**INPUT DATA:**
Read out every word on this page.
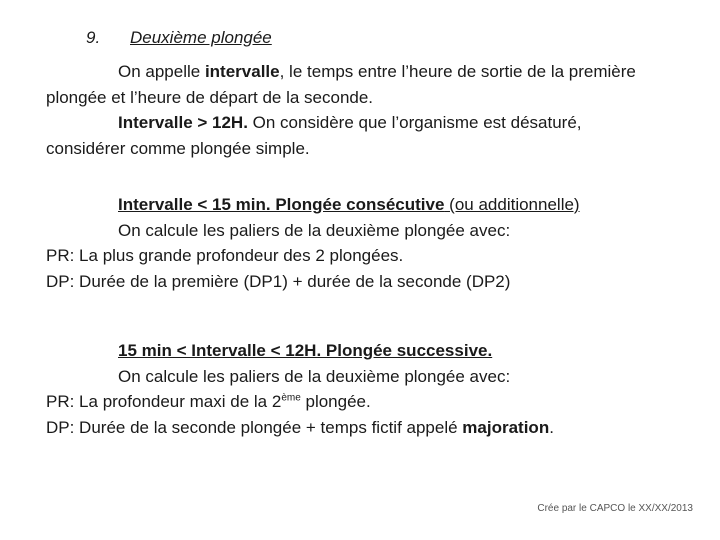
9. Deuxième plongée
On appelle intervalle, le temps entre l’heure de sortie de la première
plongée et l’heure de départ de la seconde.
Intervalle > 12H. On considère que l’organisme est désaturé,
considérer comme plongée simple.
Intervalle < 15 min. Plongée consécutive (ou additionnelle)
On calcule les paliers de la deuxième plongée avec:
PR: La plus grande profondeur des 2 plongées.
DP: Durée de la première (DP1) + durée de la seconde (DP2)
15 min < Intervalle < 12H. Plongée successive.
On calcule les paliers de la deuxième plongée avec:
PR: La profondeur maxi de la 2ème plongée.
DP: Durée de la seconde plongée + temps fictif appelé majoration.
Crée par le CAPCO le XX/XX/2013
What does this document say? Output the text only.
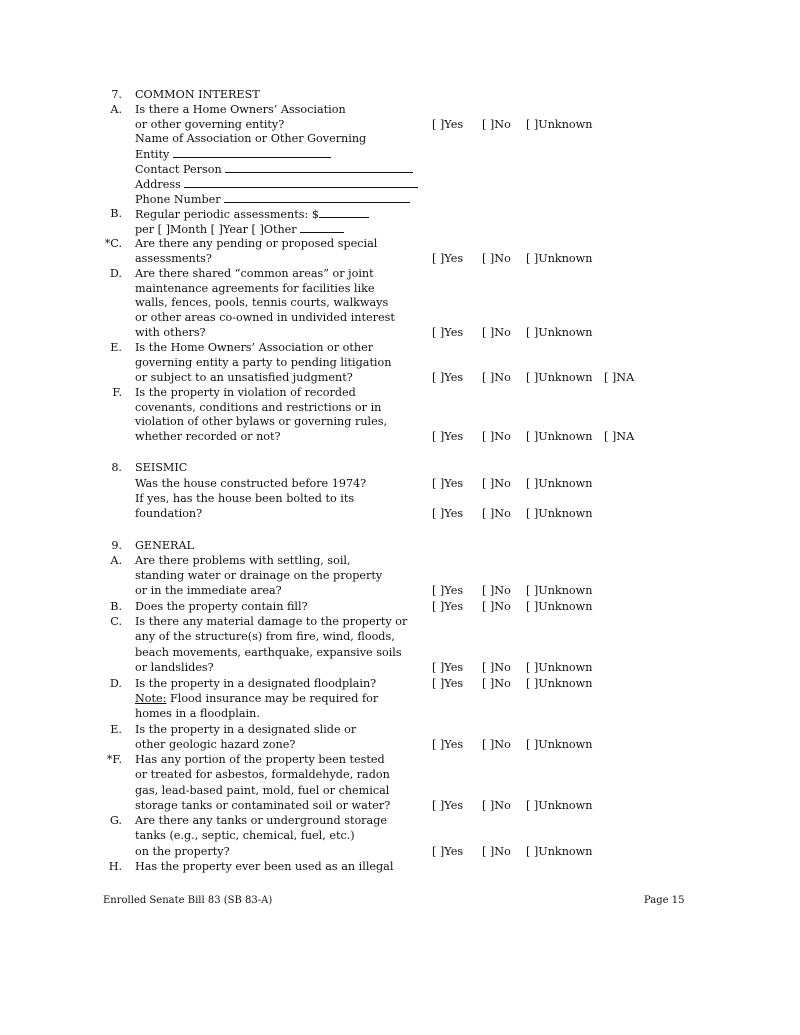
7. COMMON INTEREST
A. Is there a Home Owners’ Association
or other governing entity?	[ ]Yes [ ]No [ ]Unknown
Name of Association or Other Governing
Entity
Contact Person
Address
Phone Number
B. Regular periodic assessments: $
per [ ]Month [ ]Year [ ]Other
*C. Are there any pending or proposed special
assessments?	[ ]Yes [ ]No [ ]Unknown
D. Are there shared “common areas” or joint
maintenance agreements for facilities like
walls, fences, pools, tennis courts, walkways
or other areas co-owned in undivided interest
with others?	[ ]Yes [ ]No [ ]Unknown
E. Is the Home Owners’ Association or other
governing entity a party to pending litigation
or subject to an unsatisfied judgment?	[ ]Yes [ ]No [ ]Unknown [ ]NA
F. Is the property in violation of recorded
covenants, conditions and restrictions or in
violation of other bylaws or governing rules,
whether recorded or not?	[ ]Yes [ ]No [ ]Unknown [ ]NA
8. SEISMIC
Was the house constructed before 1974?	[ ]Yes [ ]No [ ]Unknown
If yes, has the house been bolted to its
foundation?	[ ]Yes [ ]No [ ]Unknown
9. GENERAL
A. Are there problems with settling, soil,
standing water or drainage on the property
or in the immediate area?	[ ]Yes [ ]No [ ]Unknown
B. Does the property contain fill?	[ ]Yes [ ]No [ ]Unknown
C. Is there any material damage to the property or
any of the structure(s) from fire, wind, floods,
beach movements, earthquake, expansive soils
or landslides?	[ ]Yes [ ]No [ ]Unknown
D. Is the property in a designated floodplain?	[ ]Yes [ ]No [ ]Unknown
Note: Flood insurance may be required for
homes in a floodplain.
E. Is the property in a designated slide or
other geologic hazard zone?	[ ]Yes [ ]No [ ]Unknown
*F. Has any portion of the property been tested
or treated for asbestos, formaldehyde, radon
gas, lead-based paint, mold, fuel or chemical
storage tanks or contaminated soil or water?	[ ]Yes [ ]No [ ]Unknown
G. Are there any tanks or underground storage
tanks (e.g., septic, chemical, fuel, etc.)
on the property?	[ ]Yes [ ]No [ ]Unknown
H. Has the property ever been used as an illegal
Enrolled Senate Bill 83 (SB 83-A)	Page 15
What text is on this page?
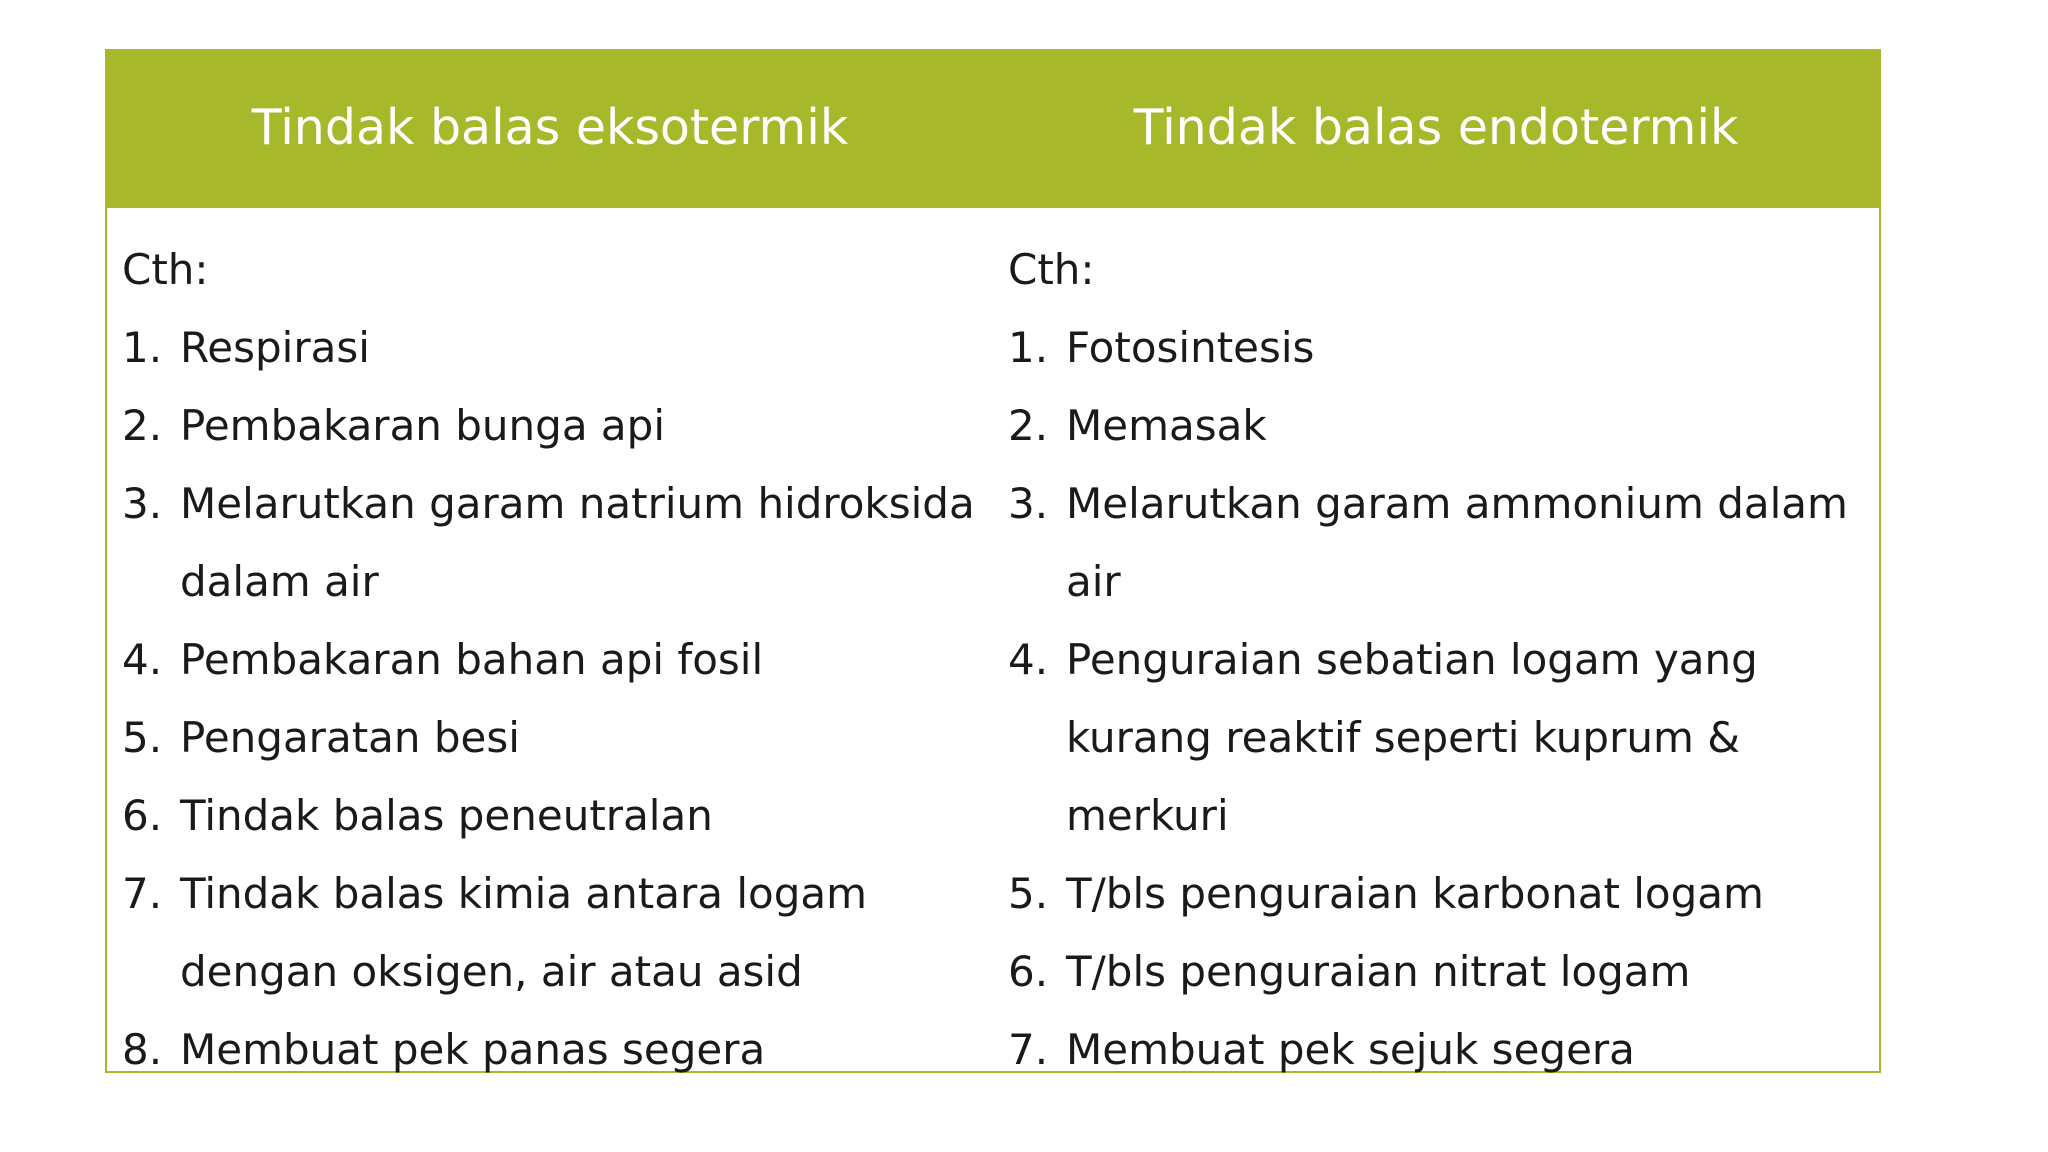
Tindak balas eksotermik	Tindak balas endotermik

Cth:

1. Respirasi
2. Pembakaran bunga api
3. Melarutkan garam natrium hidroksida dalam air
4. Pembakaran bahan api fosil
5. Pengaratan besi
6. Tindak balas peneutralan
7. Tindak balas kimia antara logam dengan oksigen, air atau asid
8. Membuat pek panas segera

Cth:

1. Fotosintesis
2. Memasak
3. Melarutkan garam ammonium dalam air
4. Penguraian sebatian logam yang kurang reaktif seperti kuprum & merkuri
5. T/bls penguraian karbonat logam
6. T/bls penguraian nitrat logam
7. Membuat pek sejuk segera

**WHAT IS EXPECTED:** Starting at the line that holds "What text is on this page?", repeat every line through the end of the listing exactly as written, skipping any picture.

**RESULT:**
What text is on this page?
Tindak balas eksotermik	Tindak balas endotermik

Cth:

1. Respirasi
2. Pembakaran bunga api
3. Melarutkan garam natrium hidroksida dalam air
4. Pembakaran bahan api fosil
5. Pengaratan besi
6. Tindak balas peneutralan
7. Tindak balas kimia antara logam dengan oksigen, air atau asid
8. Membuat pek panas segera

Cth:

1. Fotosintesis
2. Memasak
3. Melarutkan garam ammonium dalam air
4. Penguraian sebatian logam yang kurang reaktif seperti kuprum & merkuri
5. T/bls penguraian karbonat logam
6. T/bls penguraian nitrat logam
7. Membuat pek sejuk segera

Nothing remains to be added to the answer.